** BEGIN Material shown **

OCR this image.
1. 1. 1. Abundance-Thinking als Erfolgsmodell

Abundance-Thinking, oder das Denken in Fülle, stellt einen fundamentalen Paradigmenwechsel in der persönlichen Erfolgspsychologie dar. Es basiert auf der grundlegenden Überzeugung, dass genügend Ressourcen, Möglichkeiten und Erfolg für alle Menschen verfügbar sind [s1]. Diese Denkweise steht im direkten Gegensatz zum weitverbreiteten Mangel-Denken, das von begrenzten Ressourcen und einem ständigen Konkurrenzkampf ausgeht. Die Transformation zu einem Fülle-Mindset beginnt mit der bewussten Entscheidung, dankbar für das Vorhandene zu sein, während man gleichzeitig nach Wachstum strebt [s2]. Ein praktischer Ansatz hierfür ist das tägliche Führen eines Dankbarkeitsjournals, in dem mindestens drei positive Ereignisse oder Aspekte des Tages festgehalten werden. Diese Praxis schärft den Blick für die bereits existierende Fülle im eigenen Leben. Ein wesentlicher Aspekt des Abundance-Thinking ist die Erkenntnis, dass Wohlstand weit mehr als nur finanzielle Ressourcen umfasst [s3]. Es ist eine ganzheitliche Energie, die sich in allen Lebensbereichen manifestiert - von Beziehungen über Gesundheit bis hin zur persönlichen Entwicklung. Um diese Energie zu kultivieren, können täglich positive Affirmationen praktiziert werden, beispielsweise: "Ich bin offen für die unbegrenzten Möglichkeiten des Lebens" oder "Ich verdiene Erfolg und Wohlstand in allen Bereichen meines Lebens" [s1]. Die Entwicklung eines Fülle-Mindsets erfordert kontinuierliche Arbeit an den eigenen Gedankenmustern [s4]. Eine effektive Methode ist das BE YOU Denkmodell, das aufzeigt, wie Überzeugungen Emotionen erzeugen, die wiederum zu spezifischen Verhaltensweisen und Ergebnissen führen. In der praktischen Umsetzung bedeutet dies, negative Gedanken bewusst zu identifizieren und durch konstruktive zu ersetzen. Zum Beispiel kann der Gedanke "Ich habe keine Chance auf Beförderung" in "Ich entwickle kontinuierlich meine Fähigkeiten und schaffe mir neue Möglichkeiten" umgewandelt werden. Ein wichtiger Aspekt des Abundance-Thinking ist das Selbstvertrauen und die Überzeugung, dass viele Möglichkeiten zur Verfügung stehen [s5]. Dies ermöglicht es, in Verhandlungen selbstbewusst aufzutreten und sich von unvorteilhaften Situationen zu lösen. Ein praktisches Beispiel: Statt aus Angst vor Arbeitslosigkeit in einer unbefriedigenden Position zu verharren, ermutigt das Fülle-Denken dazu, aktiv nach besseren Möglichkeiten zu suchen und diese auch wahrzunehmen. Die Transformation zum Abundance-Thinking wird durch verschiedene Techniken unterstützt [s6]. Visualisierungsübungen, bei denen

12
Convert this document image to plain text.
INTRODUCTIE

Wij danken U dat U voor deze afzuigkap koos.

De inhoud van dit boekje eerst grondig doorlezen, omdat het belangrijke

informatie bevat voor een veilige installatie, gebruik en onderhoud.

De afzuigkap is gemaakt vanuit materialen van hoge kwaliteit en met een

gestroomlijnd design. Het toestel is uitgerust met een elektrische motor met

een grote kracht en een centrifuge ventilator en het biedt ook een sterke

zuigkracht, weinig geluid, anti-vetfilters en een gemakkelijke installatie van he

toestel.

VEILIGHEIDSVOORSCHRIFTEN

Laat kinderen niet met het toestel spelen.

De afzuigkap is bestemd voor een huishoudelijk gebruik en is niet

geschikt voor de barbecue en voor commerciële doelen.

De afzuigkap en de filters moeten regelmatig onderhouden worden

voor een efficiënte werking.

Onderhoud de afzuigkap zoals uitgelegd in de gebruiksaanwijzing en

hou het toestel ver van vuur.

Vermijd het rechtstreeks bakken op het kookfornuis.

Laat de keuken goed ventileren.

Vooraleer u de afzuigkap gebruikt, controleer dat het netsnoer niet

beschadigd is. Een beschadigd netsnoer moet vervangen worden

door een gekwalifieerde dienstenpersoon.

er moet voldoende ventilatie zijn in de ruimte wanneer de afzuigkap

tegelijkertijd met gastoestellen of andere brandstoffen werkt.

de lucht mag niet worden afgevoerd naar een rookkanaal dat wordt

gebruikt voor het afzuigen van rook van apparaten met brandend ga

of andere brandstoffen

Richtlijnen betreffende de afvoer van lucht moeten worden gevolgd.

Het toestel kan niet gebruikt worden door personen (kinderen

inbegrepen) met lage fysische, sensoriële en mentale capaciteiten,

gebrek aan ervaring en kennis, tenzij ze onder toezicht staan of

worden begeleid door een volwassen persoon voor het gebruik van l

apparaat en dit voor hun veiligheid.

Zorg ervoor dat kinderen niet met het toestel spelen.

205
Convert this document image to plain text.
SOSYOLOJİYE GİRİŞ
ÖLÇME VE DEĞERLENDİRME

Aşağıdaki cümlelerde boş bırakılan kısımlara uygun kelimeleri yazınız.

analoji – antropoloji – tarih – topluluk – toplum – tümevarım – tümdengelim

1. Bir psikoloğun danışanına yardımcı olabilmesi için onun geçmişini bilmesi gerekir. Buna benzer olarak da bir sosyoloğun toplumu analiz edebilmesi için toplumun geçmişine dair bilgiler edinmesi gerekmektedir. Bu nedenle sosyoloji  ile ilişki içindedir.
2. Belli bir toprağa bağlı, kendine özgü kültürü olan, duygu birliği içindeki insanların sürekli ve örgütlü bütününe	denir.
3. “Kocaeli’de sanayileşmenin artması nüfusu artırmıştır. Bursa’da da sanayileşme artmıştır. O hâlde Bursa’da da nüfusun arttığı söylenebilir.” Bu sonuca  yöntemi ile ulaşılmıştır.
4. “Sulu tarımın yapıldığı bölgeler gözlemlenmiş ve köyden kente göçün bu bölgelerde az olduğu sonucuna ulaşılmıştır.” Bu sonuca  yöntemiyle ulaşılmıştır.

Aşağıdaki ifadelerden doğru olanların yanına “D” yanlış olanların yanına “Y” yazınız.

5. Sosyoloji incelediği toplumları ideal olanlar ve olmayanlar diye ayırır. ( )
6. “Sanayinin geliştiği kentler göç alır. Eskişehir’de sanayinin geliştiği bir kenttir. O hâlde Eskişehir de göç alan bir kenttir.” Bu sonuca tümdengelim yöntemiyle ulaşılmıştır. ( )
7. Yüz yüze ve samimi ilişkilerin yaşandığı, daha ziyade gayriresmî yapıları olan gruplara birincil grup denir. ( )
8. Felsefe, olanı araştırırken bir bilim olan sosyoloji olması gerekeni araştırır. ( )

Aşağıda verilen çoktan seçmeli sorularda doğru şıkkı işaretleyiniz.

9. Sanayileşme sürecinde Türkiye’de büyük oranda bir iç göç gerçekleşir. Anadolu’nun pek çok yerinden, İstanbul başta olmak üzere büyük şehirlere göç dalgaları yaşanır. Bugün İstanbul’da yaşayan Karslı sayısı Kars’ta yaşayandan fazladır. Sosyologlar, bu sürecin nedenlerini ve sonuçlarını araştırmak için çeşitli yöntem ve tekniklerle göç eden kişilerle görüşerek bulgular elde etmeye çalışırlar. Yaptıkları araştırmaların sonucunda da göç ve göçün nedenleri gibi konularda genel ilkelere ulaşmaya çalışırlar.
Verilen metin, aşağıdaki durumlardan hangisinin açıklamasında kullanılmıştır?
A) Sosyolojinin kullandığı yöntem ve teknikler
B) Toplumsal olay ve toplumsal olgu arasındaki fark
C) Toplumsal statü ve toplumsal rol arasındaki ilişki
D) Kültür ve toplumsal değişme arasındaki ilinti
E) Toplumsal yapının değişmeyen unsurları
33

** END Material shown **

> **Goal**: Read through the lines above and collect those that contain the string "arasındaki".

> **Reply to the task**:
B) Toplumsal olay ve toplumsal olgu arasındaki fark
C) Toplumsal statü ve toplumsal rol arasındaki ilişki
D) Kültür ve toplumsal değişme arasındaki ilinti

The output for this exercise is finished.